--- Start of PASSAGE ---

I've been pretty lucky to have had mostly positive experiences flying.


I've been pretty lucky to have had mostly positive experiences flying. Not to say that there haven't been times where I could smell the unwashed hair of my neighbour, and that one time when I drooled on myself in my sleep while travelling to Europe with the school. But other than that, my flights have mostly gone well. And I don't think anyone saw me drooling.
Seriously though, I usually sit with interesting people. One time, I sat with a young doctor who had travelled the world with her husband. Another time I was seated with a bunch of young men travelling to the Minot Air Base. Once I travelled with a man who claimed to be an Olympic track coach and who gave me life advice that I'll never forget, though I haven't really listened to most of it (and it turns out I should have).
My point is: there are often super cool people on flights and I usually, somehow, get to sit with them. And being that I'm annoying (a journalist-in-training thing) I usually can get them talking.
There are also lots of other people on the plane, and after flying to and from St. Louis over the Thanksgiving weekend, I've noticed that there are always at least four of the same types of people on every single flight.
For example: The Facts Guy. This guy (or woman, this isn't really gender-specific) knows all kinds of garbage that most people will never want to know. And he wants to share it with anyone who will listen and, just as often, with those who aren't listening at all. The Facts Guy will loudly ramble on about the Wright brothers and the Zeppelins well beyond the point when a normally polite person turns away and puts on his or her headphones. The Facts Guy normally has a loud, odd voice, and he wants to impress you. For hours. Non-stop.

--- End of PASSAGE ---

- **AIM OF THE TASK**
Rewrite the essay on air travel from the words "My point is: there" through "every single flight.", changing "Thanksgiving weekend" to "holiday weekend". Work from the essay on air travel alone.

--- Start of DATASET CONTENT ---

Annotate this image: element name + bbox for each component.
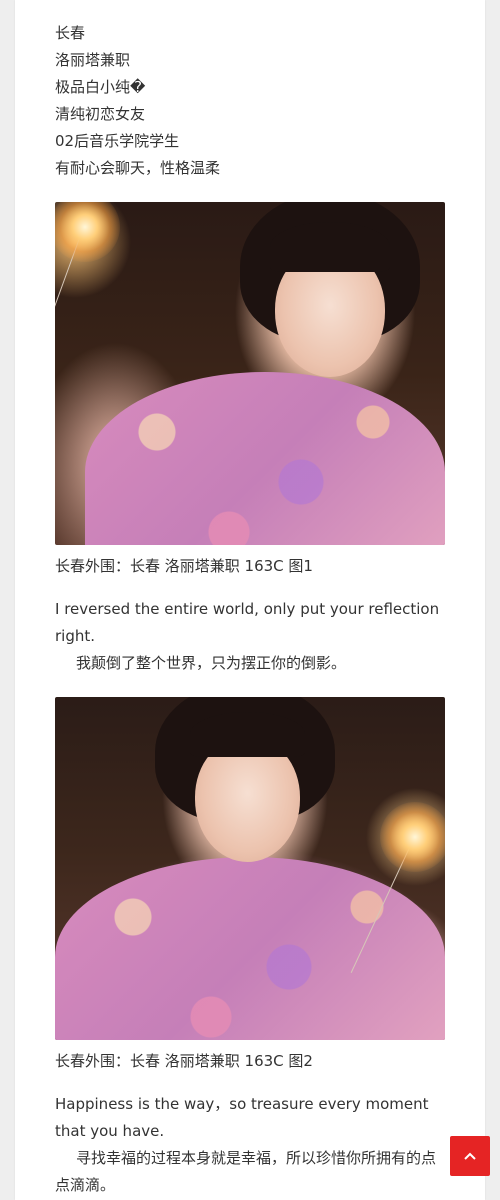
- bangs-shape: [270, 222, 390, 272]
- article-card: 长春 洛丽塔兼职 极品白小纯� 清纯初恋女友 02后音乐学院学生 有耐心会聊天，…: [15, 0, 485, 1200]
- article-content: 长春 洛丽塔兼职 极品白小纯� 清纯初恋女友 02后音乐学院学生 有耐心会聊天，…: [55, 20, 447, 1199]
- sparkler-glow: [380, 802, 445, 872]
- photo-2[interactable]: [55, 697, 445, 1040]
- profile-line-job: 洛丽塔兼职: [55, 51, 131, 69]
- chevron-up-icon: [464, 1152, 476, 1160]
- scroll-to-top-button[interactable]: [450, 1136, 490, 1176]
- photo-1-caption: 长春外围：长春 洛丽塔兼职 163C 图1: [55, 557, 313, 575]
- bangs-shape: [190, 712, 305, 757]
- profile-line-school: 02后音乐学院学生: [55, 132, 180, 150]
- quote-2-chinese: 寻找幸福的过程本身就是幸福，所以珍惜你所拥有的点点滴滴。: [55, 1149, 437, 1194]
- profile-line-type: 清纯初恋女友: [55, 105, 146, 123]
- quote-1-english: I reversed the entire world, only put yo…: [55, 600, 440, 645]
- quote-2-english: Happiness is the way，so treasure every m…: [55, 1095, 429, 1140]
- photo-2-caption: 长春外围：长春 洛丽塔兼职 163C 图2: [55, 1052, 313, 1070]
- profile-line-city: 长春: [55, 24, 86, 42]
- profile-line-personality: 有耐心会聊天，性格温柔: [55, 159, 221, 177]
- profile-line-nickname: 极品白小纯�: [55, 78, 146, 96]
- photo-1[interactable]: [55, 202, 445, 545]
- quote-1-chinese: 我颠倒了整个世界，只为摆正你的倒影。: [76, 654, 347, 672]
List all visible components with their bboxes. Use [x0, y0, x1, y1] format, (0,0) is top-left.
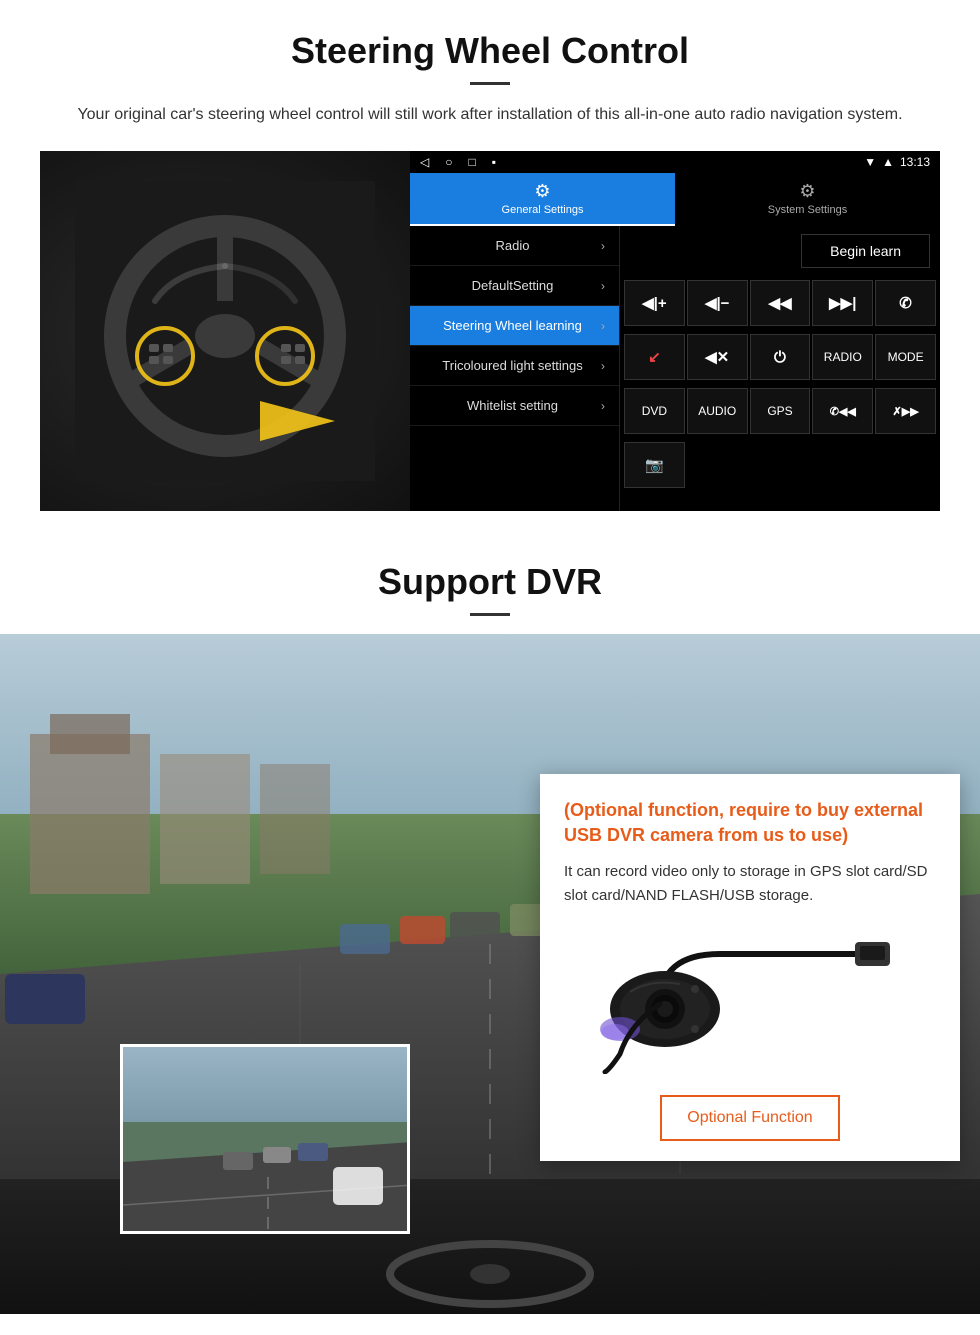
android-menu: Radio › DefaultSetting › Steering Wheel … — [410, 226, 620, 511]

--- End of DATASET CONTENT ---

- **RESPONSE BELOW**
My point is: there are often super cool people on flights and I usually, somehow, get to sit with them. And being that I'm annoying (a journalist-in-training thing) I usually can get them talking.
There are also lots of other people on the plane, and after flying to and from St. Louis over the holiday weekend, I've noticed that there are always at least four of the same types of people on every single flight.